-- Start ENTRIES SUPPLIED --

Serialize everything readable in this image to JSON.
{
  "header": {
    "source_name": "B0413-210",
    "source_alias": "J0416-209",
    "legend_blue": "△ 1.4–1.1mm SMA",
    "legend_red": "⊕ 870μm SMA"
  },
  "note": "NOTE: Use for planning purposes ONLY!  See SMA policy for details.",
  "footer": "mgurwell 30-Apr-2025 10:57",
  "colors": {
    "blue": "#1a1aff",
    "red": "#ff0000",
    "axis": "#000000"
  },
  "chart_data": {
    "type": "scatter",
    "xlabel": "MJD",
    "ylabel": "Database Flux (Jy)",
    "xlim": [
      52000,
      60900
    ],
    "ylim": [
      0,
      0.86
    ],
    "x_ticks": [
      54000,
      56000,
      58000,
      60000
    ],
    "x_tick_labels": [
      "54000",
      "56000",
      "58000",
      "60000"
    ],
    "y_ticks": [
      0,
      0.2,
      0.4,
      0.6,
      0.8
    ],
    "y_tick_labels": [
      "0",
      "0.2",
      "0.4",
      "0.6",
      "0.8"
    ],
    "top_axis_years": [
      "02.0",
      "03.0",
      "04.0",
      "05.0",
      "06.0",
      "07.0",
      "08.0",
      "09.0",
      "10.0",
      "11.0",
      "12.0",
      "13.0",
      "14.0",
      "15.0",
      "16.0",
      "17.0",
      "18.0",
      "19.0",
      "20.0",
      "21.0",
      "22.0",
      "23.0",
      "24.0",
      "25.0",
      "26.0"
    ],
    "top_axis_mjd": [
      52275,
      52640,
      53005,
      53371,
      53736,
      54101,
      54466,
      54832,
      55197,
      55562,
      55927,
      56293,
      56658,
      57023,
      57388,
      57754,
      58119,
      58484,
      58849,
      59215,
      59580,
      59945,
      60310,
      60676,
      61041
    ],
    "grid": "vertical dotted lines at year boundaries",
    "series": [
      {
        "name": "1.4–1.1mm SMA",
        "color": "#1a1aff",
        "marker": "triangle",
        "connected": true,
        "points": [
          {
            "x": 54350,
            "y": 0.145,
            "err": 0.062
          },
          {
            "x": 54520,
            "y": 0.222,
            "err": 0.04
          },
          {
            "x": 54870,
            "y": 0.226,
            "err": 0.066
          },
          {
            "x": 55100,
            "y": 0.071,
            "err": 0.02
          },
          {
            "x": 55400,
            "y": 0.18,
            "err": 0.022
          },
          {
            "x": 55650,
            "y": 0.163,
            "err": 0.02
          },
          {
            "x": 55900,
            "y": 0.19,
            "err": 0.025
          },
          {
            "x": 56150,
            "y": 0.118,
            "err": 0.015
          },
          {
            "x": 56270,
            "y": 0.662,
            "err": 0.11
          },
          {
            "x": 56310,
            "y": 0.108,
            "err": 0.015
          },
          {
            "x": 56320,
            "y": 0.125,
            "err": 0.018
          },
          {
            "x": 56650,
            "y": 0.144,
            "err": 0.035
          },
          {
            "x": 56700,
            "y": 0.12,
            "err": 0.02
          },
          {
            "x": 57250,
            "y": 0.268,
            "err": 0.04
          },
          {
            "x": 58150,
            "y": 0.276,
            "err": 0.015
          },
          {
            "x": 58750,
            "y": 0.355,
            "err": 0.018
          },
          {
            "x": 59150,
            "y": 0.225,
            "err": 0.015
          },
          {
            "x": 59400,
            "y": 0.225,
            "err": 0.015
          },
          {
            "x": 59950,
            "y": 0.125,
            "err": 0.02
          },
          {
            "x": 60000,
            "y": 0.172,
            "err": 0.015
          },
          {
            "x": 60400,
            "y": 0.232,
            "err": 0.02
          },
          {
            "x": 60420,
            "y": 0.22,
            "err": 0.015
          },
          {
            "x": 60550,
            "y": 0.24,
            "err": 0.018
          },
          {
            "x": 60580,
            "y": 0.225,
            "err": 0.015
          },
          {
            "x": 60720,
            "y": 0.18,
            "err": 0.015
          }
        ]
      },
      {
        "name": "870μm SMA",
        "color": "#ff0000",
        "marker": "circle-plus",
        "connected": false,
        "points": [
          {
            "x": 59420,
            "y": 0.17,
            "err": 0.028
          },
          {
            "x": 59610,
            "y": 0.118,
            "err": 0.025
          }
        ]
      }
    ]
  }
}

-- End ENTRIES SUPPLIED --

Report how many lines in the data include the word "marker", and give nothing but the count.

2